Collected data entries:
▬▬▬▬▬▬

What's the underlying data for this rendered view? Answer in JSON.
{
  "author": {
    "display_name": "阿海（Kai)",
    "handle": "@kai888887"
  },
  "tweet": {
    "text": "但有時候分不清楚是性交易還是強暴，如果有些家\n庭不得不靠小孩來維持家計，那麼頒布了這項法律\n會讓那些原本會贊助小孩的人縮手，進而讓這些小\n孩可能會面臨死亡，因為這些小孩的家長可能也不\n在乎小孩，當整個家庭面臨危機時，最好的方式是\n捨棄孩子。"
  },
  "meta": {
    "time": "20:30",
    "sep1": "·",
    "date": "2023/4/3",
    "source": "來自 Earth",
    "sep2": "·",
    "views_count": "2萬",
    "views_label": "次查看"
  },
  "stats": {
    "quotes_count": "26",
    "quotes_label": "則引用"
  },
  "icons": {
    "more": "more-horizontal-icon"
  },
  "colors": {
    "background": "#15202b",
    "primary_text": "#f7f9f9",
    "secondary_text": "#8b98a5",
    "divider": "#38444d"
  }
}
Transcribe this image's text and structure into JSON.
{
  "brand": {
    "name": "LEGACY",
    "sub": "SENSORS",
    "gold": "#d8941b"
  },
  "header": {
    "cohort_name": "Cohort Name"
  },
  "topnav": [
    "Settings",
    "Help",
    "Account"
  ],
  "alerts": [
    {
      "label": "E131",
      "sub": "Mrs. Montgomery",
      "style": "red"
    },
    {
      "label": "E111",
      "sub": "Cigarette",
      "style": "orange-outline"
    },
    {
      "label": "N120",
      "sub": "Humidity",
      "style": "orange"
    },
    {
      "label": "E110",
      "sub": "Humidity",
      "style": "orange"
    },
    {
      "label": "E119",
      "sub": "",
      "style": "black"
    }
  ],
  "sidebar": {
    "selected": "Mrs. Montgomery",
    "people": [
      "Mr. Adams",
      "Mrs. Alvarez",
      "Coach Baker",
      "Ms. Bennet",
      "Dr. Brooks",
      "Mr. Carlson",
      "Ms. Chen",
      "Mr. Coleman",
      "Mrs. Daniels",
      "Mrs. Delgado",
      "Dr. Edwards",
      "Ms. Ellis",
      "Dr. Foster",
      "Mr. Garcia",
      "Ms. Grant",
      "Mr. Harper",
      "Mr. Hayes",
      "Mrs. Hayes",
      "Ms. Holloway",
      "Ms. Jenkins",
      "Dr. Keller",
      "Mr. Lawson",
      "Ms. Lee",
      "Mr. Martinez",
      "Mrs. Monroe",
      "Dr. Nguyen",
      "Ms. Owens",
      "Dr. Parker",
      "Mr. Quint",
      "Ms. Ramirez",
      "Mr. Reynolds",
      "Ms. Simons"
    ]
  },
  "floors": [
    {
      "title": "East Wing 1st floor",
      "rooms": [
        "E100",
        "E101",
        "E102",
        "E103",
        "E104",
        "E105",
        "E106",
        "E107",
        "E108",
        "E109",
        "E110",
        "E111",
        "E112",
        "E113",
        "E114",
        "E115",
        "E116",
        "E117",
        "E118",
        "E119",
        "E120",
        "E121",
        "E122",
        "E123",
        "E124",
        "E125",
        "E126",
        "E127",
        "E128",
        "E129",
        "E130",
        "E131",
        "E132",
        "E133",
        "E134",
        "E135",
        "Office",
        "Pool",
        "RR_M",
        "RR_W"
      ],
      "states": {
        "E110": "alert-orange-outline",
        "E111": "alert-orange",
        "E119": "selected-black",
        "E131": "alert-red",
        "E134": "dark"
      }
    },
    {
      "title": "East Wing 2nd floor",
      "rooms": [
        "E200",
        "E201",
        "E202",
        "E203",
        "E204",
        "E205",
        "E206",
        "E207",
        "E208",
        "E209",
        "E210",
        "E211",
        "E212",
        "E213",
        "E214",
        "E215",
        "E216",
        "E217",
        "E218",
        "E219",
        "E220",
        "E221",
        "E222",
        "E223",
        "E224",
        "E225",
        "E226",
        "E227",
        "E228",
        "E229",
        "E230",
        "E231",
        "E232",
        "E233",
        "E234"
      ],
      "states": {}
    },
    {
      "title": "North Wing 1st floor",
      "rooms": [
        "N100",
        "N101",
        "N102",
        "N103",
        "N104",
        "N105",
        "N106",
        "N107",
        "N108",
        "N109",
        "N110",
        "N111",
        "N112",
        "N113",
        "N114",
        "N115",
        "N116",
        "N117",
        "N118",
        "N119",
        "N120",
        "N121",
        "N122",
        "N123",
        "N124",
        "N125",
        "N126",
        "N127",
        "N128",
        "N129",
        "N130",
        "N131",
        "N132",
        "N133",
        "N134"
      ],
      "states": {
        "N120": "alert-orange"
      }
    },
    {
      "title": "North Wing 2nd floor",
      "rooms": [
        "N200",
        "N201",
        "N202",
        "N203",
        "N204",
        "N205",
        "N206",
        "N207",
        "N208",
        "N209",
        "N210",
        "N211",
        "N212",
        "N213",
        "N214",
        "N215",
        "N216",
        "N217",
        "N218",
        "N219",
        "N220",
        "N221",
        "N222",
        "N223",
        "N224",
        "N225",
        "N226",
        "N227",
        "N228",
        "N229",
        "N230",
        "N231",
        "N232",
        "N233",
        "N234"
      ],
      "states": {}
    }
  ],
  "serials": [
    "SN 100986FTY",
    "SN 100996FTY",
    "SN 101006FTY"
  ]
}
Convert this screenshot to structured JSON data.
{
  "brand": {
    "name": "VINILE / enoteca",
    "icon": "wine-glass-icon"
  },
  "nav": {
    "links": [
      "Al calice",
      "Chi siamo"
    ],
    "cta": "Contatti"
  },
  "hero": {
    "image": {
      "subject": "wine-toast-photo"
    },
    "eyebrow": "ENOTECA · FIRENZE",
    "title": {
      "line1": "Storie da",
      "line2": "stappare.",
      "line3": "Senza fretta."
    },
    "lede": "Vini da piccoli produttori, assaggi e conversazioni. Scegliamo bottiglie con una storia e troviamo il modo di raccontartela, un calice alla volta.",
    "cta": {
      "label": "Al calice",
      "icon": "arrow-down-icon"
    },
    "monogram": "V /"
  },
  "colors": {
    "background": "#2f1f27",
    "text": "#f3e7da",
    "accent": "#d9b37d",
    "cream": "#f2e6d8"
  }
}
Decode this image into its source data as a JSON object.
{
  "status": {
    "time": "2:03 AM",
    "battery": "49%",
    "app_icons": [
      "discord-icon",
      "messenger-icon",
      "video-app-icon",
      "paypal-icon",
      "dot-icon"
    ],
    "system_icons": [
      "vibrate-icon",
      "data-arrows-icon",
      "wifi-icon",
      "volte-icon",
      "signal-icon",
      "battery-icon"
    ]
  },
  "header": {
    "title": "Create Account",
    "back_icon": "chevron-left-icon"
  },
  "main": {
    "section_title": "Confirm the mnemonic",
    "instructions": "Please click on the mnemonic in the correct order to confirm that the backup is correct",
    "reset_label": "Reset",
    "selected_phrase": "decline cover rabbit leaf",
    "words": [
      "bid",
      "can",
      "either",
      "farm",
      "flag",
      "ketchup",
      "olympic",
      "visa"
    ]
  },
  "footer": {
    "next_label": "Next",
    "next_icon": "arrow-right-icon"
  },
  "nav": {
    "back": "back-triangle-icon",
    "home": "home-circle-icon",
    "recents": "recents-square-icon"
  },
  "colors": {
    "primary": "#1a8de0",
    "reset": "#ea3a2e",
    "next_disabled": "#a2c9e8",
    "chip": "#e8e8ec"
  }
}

▬▬▬▬▬▬

* EXERCISE DESCRIPTION *
Return every line of the material exactly.

* RESULT OF THIS TASK *
What's the underlying data for this rendered view? Answer in JSON.
{
  "author": {
    "display_name": "阿海（Kai)",
    "handle": "@kai888887"
  },
  "tweet": {
    "text": "但有時候分不清楚是性交易還是強暴，如果有些家\n庭不得不靠小孩來維持家計，那麼頒布了這項法律\n會讓那些原本會贊助小孩的人縮手，進而讓這些小\n孩可能會面臨死亡，因為這些小孩的家長可能也不\n在乎小孩，當整個家庭面臨危機時，最好的方式是\n捨棄孩子。"
  },
  "meta": {
    "time": "20:30",
    "sep1": "·",
    "date": "2023/4/3",
    "source": "來自 Earth",
    "sep2": "·",
    "views_count": "2萬",
    "views_label": "次查看"
  },
  "stats": {
    "quotes_count": "26",
    "quotes_label": "則引用"
  },
  "icons": {
    "more": "more-horizontal-icon"
  },
  "colors": {
    "background": "#15202b",
    "primary_text": "#f7f9f9",
    "secondary_text": "#8b98a5",
    "divider": "#38444d"
  }
}
Transcribe this image's text and structure into JSON.
{
  "brand": {
    "name": "LEGACY",
    "sub": "SENSORS",
    "gold": "#d8941b"
  },
  "header": {
    "cohort_name": "Cohort Name"
  },
  "topnav": [
    "Settings",
    "Help",
    "Account"
  ],
  "alerts": [
    {
      "label": "E131",
      "sub": "Mrs. Montgomery",
      "style": "red"
    },
    {
      "label": "E111",
      "sub": "Cigarette",
      "style": "orange-outline"
    },
    {
      "label": "N120",
      "sub": "Humidity",
      "style": "orange"
    },
    {
      "label": "E110",
      "sub": "Humidity",
      "style": "orange"
    },
    {
      "label": "E119",
      "sub": "",
      "style": "black"
    }
  ],
  "sidebar": {
    "selected": "Mrs. Montgomery",
    "people": [
      "Mr. Adams",
      "Mrs. Alvarez",
      "Coach Baker",
      "Ms. Bennet",
      "Dr. Brooks",
      "Mr. Carlson",
      "Ms. Chen",
      "Mr. Coleman",
      "Mrs. Daniels",
      "Mrs. Delgado",
      "Dr. Edwards",
      "Ms. Ellis",
      "Dr. Foster",
      "Mr. Garcia",
      "Ms. Grant",
      "Mr. Harper",
      "Mr. Hayes",
      "Mrs. Hayes",
      "Ms. Holloway",
      "Ms. Jenkins",
      "Dr. Keller",
      "Mr. Lawson",
      "Ms. Lee",
      "Mr. Martinez",
      "Mrs. Monroe",
      "Dr. Nguyen",
      "Ms. Owens",
      "Dr. Parker",
      "Mr. Quint",
      "Ms. Ramirez",
      "Mr. Reynolds",
      "Ms. Simons"
    ]
  },
  "floors": [
    {
      "title": "East Wing 1st floor",
      "rooms": [
        "E100",
        "E101",
        "E102",
        "E103",
        "E104",
        "E105",
        "E106",
        "E107",
        "E108",
        "E109",
        "E110",
        "E111",
        "E112",
        "E113",
        "E114",
        "E115",
        "E116",
        "E117",
        "E118",
        "E119",
        "E120",
        "E121",
        "E122",
        "E123",
        "E124",
        "E125",
        "E126",
        "E127",
        "E128",
        "E129",
        "E130",
        "E131",
        "E132",
        "E133",
        "E134",
        "E135",
        "Office",
        "Pool",
        "RR_M",
        "RR_W"
      ],
      "states": {
        "E110": "alert-orange-outline",
        "E111": "alert-orange",
        "E119": "selected-black",
        "E131": "alert-red",
        "E134": "dark"
      }
    },
    {
      "title": "East Wing 2nd floor",
      "rooms": [
        "E200",
        "E201",
        "E202",
        "E203",
        "E204",
        "E205",
        "E206",
        "E207",
        "E208",
        "E209",
        "E210",
        "E211",
        "E212",
        "E213",
        "E214",
        "E215",
        "E216",
        "E217",
        "E218",
        "E219",
        "E220",
        "E221",
        "E222",
        "E223",
        "E224",
        "E225",
        "E226",
        "E227",
        "E228",
        "E229",
        "E230",
        "E231",
        "E232",
        "E233",
        "E234"
      ],
      "states": {}
    },
    {
      "title": "North Wing 1st floor",
      "rooms": [
        "N100",
        "N101",
        "N102",
        "N103",
        "N104",
        "N105",
        "N106",
        "N107",
        "N108",
        "N109",
        "N110",
        "N111",
        "N112",
        "N113",
        "N114",
        "N115",
        "N116",
        "N117",
        "N118",
        "N119",
        "N120",
        "N121",
        "N122",
        "N123",
        "N124",
        "N125",
        "N126",
        "N127",
        "N128",
        "N129",
        "N130",
        "N131",
        "N132",
        "N133",
        "N134"
      ],
      "states": {
        "N120": "alert-orange"
      }
    },
    {
      "title": "North Wing 2nd floor",
      "rooms": [
        "N200",
        "N201",
        "N202",
        "N203",
        "N204",
        "N205",
        "N206",
        "N207",
        "N208",
        "N209",
        "N210",
        "N211",
        "N212",
        "N213",
        "N214",
        "N215",
        "N216",
        "N217",
        "N218",
        "N219",
        "N220",
        "N221",
        "N222",
        "N223",
        "N224",
        "N225",
        "N226",
        "N227",
        "N228",
        "N229",
        "N230",
        "N231",
        "N232",
        "N233",
        "N234"
      ],
      "states": {}
    }
  ],
  "serials": [
    "SN 100986FTY",
    "SN 100996FTY",
    "SN 101006FTY"
  ]
}
Convert this screenshot to structured JSON data.
{
  "brand": {
    "name": "VINILE / enoteca",
    "icon": "wine-glass-icon"
  },
  "nav": {
    "links": [
      "Al calice",
      "Chi siamo"
    ],
    "cta": "Contatti"
  },
  "hero": {
    "image": {
      "subject": "wine-toast-photo"
    },
    "eyebrow": "ENOTECA · FIRENZE",
    "title": {
      "line1": "Storie da",
      "line2": "stappare.",
      "line3": "Senza fretta."
    },
    "lede": "Vini da piccoli produttori, assaggi e conversazioni. Scegliamo bottiglie con una storia e troviamo il modo di raccontartela, un calice alla volta.",
    "cta": {
      "label": "Al calice",
      "icon": "arrow-down-icon"
    },
    "monogram": "V /"
  },
  "colors": {
    "background": "#2f1f27",
    "text": "#f3e7da",
    "accent": "#d9b37d",
    "cream": "#f2e6d8"
  }
}
Decode this image into its source data as a JSON object.
{
  "status": {
    "time": "2:03 AM",
    "battery": "49%",
    "app_icons": [
      "discord-icon",
      "messenger-icon",
      "video-app-icon",
      "paypal-icon",
      "dot-icon"
    ],
    "system_icons": [
      "vibrate-icon",
      "data-arrows-icon",
      "wifi-icon",
      "volte-icon",
      "signal-icon",
      "battery-icon"
    ]
  },
  "header": {
    "title": "Create Account",
    "back_icon": "chevron-left-icon"
  },
  "main": {
    "section_title": "Confirm the mnemonic",
    "instructions": "Please click on the mnemonic in the correct order to confirm that the backup is correct",
    "reset_label": "Reset",
    "selected_phrase": "decline cover rabbit leaf",
    "words": [
      "bid",
      "can",
      "either",
      "farm",
      "flag",
      "ketchup",
      "olympic",
      "visa"
    ]
  },
  "footer": {
    "next_label": "Next",
    "next_icon": "arrow-right-icon"
  },
  "nav": {
    "back": "back-triangle-icon",
    "home": "home-circle-icon",
    "recents": "recents-square-icon"
  },
  "colors": {
    "primary": "#1a8de0",
    "reset": "#ea3a2e",
    "next_disabled": "#a2c9e8",
    "chip": "#e8e8ec"
  }
}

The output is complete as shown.